## WHAT IS REQUIRED
Your task is to repeat the entries exactly. Leave the pictures out.

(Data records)

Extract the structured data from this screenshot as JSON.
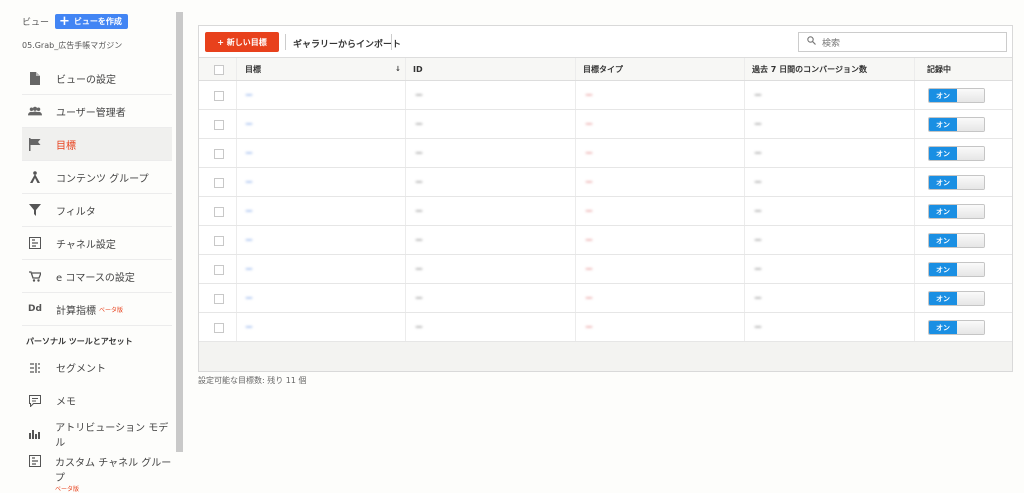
{
  "sidebar": {
    "view_label": "ビュー",
    "create_view_button": "ビューを作成",
    "view_name": "05.Grab_広告手帳マガジン",
    "items": [
      {
        "label": "ビューの設定",
        "icon": "document-icon"
      },
      {
        "label": "ユーザー管理者",
        "icon": "users-icon"
      },
      {
        "label": "目標",
        "icon": "flag-icon",
        "active": true
      },
      {
        "label": "コンテンツ グループ",
        "icon": "content-group-icon"
      },
      {
        "label": "フィルタ",
        "icon": "filter-icon"
      },
      {
        "label": "チャネル設定",
        "icon": "channel-icon"
      },
      {
        "label": "e コマースの設定",
        "icon": "cart-icon"
      },
      {
        "label": "計算指標",
        "icon": "dd-icon",
        "badge": "ベータ版"
      }
    ],
    "section_title": "パーソナル ツールとアセット",
    "tools": [
      {
        "label": "セグメント",
        "icon": "segment-icon"
      },
      {
        "label": "メモ",
        "icon": "memo-icon"
      },
      {
        "label": "アトリビューション モデル",
        "icon": "bar-chart-icon"
      },
      {
        "label": "カスタム チャネル グループ",
        "icon": "custom-channel-icon",
        "badge": "ベータ版"
      }
    ]
  },
  "toolbar": {
    "new_goal_button": "+ 新しい目標",
    "import_gallery": "ギャラリーからインポート",
    "search_placeholder": "検索"
  },
  "table": {
    "headers": {
      "goal": "目標",
      "id": "ID",
      "goal_type": "目標タイプ",
      "conversions": "過去 7 日間のコンバージョン数",
      "recording": "記録中"
    },
    "rows": [
      {
        "goal": "ー",
        "id": "ー",
        "type": "ー",
        "conversions": "ー",
        "toggle": "オン"
      },
      {
        "goal": "ー",
        "id": "ー",
        "type": "ー",
        "conversions": "ー",
        "toggle": "オン"
      },
      {
        "goal": "ー",
        "id": "ー",
        "type": "ー",
        "conversions": "ー",
        "toggle": "オン"
      },
      {
        "goal": "ー",
        "id": "ー",
        "type": "ー",
        "conversions": "ー",
        "toggle": "オン"
      },
      {
        "goal": "ー",
        "id": "ー",
        "type": "ー",
        "conversions": "ー",
        "toggle": "オン"
      },
      {
        "goal": "ー",
        "id": "ー",
        "type": "ー",
        "conversions": "ー",
        "toggle": "オン"
      },
      {
        "goal": "ー",
        "id": "ー",
        "type": "ー",
        "conversions": "ー",
        "toggle": "オン"
      },
      {
        "goal": "ー",
        "id": "ー",
        "type": "ー",
        "conversions": "ー",
        "toggle": "オン"
      },
      {
        "goal": "ー",
        "id": "ー",
        "type": "ー",
        "conversions": "ー",
        "toggle": "オン"
      }
    ]
  },
  "footer": {
    "remaining_goals": "設定可能な目標数: 残り 11 個"
  },
  "colors": {
    "accent_red": "#e8411c",
    "toggle_blue": "#1a8fe3",
    "view_button_blue": "#4285f4"
  }
}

## EXERCISE OUTPUT
Extract the structured data from this screenshot as JSON.
{
  "sidebar": {
    "view_label": "ビュー",
    "create_view_button": "ビューを作成",
    "view_name": "05.Grab_広告手帳マガジン",
    "items": [
      {
        "label": "ビューの設定",
        "icon": "document-icon"
      },
      {
        "label": "ユーザー管理者",
        "icon": "users-icon"
      },
      {
        "label": "目標",
        "icon": "flag-icon",
        "active": true
      },
      {
        "label": "コンテンツ グループ",
        "icon": "content-group-icon"
      },
      {
        "label": "フィルタ",
        "icon": "filter-icon"
      },
      {
        "label": "チャネル設定",
        "icon": "channel-icon"
      },
      {
        "label": "e コマースの設定",
        "icon": "cart-icon"
      },
      {
        "label": "計算指標",
        "icon": "dd-icon",
        "badge": "ベータ版"
      }
    ],
    "section_title": "パーソナル ツールとアセット",
    "tools": [
      {
        "label": "セグメント",
        "icon": "segment-icon"
      },
      {
        "label": "メモ",
        "icon": "memo-icon"
      },
      {
        "label": "アトリビューション モデル",
        "icon": "bar-chart-icon"
      },
      {
        "label": "カスタム チャネル グループ",
        "icon": "custom-channel-icon",
        "badge": "ベータ版"
      }
    ]
  },
  "toolbar": {
    "new_goal_button": "+ 新しい目標",
    "import_gallery": "ギャラリーからインポート",
    "search_placeholder": "検索"
  },
  "table": {
    "headers": {
      "goal": "目標",
      "id": "ID",
      "goal_type": "目標タイプ",
      "conversions": "過去 7 日間のコンバージョン数",
      "recording": "記録中"
    },
    "rows": [
      {
        "goal": "ー",
        "id": "ー",
        "type": "ー",
        "conversions": "ー",
        "toggle": "オン"
      },
      {
        "goal": "ー",
        "id": "ー",
        "type": "ー",
        "conversions": "ー",
        "toggle": "オン"
      },
      {
        "goal": "ー",
        "id": "ー",
        "type": "ー",
        "conversions": "ー",
        "toggle": "オン"
      },
      {
        "goal": "ー",
        "id": "ー",
        "type": "ー",
        "conversions": "ー",
        "toggle": "オン"
      },
      {
        "goal": "ー",
        "id": "ー",
        "type": "ー",
        "conversions": "ー",
        "toggle": "オン"
      },
      {
        "goal": "ー",
        "id": "ー",
        "type": "ー",
        "conversions": "ー",
        "toggle": "オン"
      },
      {
        "goal": "ー",
        "id": "ー",
        "type": "ー",
        "conversions": "ー",
        "toggle": "オン"
      },
      {
        "goal": "ー",
        "id": "ー",
        "type": "ー",
        "conversions": "ー",
        "toggle": "オン"
      },
      {
        "goal": "ー",
        "id": "ー",
        "type": "ー",
        "conversions": "ー",
        "toggle": "オン"
      }
    ]
  },
  "footer": {
    "remaining_goals": "設定可能な目標数: 残り 11 個"
  },
  "colors": {
    "accent_red": "#e8411c",
    "toggle_blue": "#1a8fe3",
    "view_button_blue": "#4285f4"
  }
}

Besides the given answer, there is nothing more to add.